The task: Go through the listing beneath this task and return every line that carries the string "value".

++++ Data for processing ++++

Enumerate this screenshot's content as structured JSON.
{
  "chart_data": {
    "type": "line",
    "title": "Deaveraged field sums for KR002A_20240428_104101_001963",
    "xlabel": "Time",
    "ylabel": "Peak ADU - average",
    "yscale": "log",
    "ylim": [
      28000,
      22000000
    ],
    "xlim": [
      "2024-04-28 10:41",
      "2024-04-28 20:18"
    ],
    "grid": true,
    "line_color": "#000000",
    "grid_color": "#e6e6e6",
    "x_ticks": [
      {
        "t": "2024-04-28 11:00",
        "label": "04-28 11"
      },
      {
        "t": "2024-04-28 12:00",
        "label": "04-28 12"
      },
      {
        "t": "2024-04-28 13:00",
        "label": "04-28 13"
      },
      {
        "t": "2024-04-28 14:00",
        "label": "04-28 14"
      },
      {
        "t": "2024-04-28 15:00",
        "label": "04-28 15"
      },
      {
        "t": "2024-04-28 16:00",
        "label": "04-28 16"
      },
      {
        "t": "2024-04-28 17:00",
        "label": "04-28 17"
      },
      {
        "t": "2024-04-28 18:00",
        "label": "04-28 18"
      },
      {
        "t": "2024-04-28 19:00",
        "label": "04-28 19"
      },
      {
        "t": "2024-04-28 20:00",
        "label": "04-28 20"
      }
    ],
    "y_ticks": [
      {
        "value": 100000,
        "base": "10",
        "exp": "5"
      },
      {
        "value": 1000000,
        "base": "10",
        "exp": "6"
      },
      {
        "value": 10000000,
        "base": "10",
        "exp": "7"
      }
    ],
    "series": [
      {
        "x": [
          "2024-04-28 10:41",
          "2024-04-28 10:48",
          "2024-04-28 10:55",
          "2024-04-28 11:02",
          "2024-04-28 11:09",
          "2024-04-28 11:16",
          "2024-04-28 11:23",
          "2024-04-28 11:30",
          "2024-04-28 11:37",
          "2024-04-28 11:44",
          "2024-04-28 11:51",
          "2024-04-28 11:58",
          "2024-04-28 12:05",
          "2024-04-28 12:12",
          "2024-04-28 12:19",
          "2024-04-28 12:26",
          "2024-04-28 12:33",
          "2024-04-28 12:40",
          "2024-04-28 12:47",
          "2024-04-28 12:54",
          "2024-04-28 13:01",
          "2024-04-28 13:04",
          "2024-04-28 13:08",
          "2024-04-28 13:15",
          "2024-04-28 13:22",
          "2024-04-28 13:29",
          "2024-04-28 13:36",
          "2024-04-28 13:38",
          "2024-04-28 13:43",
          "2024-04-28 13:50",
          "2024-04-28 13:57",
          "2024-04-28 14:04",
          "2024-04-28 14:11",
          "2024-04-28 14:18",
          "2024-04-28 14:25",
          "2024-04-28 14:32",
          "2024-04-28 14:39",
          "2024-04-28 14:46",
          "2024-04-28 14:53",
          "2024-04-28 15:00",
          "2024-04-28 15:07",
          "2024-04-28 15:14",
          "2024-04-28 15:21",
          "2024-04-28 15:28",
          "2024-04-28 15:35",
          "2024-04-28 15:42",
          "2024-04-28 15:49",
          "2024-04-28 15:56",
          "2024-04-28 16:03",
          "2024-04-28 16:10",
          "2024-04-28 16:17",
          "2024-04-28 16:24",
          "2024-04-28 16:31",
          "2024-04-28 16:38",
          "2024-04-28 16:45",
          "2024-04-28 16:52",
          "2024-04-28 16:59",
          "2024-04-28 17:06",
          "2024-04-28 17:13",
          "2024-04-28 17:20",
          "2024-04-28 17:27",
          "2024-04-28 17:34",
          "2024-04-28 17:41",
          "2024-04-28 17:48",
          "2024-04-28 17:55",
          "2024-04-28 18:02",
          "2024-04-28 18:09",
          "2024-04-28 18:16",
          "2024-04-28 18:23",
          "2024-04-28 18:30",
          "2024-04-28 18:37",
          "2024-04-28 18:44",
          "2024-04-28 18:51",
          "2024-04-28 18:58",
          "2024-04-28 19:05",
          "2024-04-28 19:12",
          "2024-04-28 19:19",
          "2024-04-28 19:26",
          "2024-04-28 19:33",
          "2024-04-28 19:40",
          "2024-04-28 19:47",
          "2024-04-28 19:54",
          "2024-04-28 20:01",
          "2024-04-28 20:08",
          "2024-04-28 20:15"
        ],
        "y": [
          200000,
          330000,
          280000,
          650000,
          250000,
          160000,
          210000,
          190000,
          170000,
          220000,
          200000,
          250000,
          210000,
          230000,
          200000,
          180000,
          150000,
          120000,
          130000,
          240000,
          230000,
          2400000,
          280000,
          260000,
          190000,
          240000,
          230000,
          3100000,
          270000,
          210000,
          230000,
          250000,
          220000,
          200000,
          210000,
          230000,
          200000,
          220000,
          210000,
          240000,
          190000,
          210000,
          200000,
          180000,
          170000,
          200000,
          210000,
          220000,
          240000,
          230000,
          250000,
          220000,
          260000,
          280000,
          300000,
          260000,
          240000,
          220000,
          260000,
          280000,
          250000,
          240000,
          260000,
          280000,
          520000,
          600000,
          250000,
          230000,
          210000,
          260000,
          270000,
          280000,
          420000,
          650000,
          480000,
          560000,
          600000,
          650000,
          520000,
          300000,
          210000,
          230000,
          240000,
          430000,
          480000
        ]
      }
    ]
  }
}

++++

Result of this exercise:
        "value": 100000,
        "value": 1000000,
        "value": 10000000,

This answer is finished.